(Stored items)
******

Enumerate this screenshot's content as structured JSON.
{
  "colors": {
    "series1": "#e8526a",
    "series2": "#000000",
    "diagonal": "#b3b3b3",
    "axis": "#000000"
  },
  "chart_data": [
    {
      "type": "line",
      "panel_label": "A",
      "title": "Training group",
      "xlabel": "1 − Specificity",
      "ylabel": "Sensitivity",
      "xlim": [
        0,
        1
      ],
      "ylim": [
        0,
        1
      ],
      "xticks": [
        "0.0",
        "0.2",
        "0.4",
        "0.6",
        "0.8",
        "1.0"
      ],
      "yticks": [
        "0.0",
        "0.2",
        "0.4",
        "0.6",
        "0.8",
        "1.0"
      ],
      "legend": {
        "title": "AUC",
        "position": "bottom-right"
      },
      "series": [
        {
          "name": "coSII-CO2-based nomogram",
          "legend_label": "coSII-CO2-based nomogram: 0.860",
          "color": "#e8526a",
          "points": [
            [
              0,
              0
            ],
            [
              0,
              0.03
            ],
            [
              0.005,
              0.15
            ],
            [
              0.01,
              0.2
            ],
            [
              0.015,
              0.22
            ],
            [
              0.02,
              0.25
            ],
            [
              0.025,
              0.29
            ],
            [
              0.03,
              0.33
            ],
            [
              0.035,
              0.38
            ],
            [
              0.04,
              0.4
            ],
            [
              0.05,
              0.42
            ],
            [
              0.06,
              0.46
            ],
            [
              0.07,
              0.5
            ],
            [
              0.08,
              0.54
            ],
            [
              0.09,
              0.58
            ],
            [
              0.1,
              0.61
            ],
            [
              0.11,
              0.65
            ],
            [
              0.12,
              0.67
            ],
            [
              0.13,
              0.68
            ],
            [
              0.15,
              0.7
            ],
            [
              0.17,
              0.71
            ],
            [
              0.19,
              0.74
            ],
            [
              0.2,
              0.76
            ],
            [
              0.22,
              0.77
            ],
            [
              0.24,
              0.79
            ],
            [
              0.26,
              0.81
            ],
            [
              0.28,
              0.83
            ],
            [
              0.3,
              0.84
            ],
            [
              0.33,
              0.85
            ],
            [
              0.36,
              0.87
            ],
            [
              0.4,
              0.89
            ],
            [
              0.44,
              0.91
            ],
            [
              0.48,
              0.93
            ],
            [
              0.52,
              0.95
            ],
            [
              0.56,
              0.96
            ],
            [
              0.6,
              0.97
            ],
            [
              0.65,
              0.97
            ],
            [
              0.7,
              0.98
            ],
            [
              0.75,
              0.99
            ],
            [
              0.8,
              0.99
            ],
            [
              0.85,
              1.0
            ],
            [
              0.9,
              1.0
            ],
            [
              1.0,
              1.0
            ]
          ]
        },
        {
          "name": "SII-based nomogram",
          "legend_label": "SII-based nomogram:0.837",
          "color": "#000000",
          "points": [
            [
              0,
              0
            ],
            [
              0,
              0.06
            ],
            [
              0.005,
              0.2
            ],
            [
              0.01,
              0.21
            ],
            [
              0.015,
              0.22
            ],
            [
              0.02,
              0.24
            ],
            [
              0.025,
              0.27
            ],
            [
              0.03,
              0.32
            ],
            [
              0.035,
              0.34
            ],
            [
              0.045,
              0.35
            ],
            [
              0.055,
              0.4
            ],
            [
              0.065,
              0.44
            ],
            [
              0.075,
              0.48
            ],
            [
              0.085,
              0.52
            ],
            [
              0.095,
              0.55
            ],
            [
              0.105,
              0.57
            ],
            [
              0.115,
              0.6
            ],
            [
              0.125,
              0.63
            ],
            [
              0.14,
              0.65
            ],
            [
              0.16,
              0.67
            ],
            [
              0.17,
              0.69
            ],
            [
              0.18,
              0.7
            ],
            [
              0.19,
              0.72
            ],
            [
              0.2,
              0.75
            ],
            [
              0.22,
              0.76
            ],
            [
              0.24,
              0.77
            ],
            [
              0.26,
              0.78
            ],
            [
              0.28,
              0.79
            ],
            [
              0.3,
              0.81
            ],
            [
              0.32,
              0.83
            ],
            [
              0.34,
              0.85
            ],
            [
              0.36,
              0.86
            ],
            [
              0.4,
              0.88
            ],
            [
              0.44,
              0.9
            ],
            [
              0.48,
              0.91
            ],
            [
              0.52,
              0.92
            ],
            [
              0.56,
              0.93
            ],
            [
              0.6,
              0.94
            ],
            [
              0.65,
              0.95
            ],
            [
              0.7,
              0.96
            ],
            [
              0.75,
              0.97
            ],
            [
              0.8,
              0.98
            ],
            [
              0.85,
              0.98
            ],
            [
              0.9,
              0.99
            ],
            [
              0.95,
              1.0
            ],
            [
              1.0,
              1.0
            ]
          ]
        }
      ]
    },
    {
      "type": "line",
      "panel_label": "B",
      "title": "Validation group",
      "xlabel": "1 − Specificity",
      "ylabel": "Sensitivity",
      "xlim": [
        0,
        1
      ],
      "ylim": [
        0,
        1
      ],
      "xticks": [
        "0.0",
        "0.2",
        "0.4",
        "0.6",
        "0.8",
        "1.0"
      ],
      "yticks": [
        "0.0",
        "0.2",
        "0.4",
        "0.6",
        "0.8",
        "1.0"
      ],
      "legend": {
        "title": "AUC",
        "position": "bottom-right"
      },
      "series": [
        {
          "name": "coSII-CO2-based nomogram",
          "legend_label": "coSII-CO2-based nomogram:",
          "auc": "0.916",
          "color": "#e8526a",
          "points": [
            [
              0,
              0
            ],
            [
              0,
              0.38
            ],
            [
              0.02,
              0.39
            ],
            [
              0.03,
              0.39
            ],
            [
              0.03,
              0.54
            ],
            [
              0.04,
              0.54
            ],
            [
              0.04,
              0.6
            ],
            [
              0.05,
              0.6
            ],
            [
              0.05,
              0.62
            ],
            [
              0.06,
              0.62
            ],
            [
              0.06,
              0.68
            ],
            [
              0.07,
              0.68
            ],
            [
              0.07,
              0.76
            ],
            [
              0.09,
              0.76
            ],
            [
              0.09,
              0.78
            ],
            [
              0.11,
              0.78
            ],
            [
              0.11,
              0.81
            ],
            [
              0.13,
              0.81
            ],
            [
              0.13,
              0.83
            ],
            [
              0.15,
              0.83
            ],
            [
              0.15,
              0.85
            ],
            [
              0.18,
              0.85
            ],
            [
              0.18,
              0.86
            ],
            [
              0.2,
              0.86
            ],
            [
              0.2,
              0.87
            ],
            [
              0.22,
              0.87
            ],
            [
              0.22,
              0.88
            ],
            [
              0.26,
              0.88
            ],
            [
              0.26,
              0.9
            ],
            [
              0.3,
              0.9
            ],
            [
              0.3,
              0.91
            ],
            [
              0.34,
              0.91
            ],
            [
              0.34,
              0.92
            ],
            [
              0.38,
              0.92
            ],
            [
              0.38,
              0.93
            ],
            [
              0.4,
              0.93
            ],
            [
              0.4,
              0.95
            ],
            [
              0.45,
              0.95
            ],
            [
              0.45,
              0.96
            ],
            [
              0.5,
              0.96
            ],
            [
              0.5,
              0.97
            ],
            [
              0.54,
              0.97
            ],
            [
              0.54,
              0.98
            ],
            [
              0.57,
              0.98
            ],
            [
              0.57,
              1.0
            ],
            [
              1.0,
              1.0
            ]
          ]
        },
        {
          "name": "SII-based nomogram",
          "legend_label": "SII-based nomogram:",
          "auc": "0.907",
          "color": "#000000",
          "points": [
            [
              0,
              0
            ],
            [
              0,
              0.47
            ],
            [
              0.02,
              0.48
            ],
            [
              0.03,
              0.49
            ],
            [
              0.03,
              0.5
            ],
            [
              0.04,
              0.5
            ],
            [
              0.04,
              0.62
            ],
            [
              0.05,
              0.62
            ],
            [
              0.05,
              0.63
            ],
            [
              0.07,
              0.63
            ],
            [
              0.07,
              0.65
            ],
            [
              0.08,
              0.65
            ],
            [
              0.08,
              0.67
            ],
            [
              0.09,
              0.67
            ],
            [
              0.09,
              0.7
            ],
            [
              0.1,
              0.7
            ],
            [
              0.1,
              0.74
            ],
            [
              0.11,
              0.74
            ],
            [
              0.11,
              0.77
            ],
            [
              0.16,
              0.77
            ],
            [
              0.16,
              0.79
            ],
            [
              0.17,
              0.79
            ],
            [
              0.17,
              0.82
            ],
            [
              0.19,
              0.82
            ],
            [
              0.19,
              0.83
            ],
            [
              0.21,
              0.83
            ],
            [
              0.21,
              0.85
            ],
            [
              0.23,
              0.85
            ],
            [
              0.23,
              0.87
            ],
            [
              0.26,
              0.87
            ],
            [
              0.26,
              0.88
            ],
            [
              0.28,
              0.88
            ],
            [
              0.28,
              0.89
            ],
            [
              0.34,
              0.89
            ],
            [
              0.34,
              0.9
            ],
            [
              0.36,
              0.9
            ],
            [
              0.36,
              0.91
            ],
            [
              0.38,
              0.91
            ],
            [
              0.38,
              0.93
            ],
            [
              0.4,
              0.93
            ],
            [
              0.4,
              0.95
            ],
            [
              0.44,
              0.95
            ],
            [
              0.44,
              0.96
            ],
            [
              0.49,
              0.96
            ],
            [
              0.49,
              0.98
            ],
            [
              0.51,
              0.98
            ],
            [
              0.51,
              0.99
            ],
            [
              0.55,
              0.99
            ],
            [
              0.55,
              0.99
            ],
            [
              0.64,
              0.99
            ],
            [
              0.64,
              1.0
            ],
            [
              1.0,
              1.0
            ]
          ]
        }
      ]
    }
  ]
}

******

Look through the material above and pick out each line holding the word "group".

◆ Solution
      "title": "Training group",
      "title": "Validation group",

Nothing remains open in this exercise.